[GIVEN DATA start]
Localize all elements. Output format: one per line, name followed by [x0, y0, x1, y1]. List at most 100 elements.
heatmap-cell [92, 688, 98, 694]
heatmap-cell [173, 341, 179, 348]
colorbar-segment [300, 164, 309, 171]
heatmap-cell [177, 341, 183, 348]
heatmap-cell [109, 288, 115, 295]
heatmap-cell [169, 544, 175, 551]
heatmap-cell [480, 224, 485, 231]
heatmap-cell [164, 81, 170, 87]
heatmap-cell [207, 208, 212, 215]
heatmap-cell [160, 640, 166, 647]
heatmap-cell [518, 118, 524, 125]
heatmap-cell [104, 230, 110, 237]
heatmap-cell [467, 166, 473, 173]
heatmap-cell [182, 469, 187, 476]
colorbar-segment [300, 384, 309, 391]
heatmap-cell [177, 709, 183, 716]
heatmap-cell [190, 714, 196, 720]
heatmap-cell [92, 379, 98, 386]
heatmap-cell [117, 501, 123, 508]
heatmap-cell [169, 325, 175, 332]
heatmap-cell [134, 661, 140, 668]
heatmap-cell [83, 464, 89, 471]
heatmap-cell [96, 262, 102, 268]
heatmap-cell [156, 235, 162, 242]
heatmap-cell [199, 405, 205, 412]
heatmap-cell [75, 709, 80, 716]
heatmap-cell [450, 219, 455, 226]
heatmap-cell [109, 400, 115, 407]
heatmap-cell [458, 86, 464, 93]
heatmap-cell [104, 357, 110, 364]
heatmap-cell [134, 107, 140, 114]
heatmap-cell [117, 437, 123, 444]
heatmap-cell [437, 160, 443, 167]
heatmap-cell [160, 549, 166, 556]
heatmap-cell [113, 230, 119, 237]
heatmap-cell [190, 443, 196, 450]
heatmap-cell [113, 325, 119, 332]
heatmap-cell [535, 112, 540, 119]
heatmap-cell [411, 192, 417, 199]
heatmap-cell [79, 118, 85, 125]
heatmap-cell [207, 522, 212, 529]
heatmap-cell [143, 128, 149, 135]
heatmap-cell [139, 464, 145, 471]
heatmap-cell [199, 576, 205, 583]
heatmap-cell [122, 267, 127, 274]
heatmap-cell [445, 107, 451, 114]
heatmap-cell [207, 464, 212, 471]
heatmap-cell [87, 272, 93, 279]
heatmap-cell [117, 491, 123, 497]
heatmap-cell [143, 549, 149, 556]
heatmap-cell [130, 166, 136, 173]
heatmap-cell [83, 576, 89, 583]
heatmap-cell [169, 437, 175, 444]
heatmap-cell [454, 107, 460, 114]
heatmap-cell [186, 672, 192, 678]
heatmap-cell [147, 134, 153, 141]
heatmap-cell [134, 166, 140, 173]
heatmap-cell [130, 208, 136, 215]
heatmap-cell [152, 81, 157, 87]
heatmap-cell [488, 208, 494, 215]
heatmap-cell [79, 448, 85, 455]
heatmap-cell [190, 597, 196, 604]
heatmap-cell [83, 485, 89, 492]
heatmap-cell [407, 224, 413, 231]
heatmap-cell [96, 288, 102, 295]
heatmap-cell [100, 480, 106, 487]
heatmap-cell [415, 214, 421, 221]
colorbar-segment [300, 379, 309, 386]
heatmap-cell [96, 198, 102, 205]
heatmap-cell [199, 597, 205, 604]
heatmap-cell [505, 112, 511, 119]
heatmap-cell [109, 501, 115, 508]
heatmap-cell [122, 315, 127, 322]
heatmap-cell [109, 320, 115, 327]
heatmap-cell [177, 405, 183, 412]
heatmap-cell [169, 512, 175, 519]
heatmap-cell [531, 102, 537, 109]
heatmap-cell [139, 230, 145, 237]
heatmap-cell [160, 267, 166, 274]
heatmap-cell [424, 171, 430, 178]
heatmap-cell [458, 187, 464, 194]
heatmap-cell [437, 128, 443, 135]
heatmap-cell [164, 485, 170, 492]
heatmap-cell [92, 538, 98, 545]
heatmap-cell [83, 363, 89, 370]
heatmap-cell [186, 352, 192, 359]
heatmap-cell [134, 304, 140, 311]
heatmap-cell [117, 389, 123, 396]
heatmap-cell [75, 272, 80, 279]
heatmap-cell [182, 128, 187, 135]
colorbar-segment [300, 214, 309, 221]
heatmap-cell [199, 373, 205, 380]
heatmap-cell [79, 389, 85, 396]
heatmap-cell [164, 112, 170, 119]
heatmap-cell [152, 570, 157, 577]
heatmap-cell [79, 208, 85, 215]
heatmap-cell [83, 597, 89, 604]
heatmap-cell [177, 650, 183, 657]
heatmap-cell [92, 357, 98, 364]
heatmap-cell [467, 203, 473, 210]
[GIVEN DATA end]
Reproduce the data above verbatim, from its first line through the line containing "heatmap-cell [160, 640, 166, 647]", and include that final line.

> _FINAL RESULT_:
Localize all elements. Output format: one per line, name followed by [x0, y0, x1, y1]. List at most 100 elements.
heatmap-cell [92, 688, 98, 694]
heatmap-cell [173, 341, 179, 348]
colorbar-segment [300, 164, 309, 171]
heatmap-cell [177, 341, 183, 348]
heatmap-cell [109, 288, 115, 295]
heatmap-cell [169, 544, 175, 551]
heatmap-cell [480, 224, 485, 231]
heatmap-cell [164, 81, 170, 87]
heatmap-cell [207, 208, 212, 215]
heatmap-cell [160, 640, 166, 647]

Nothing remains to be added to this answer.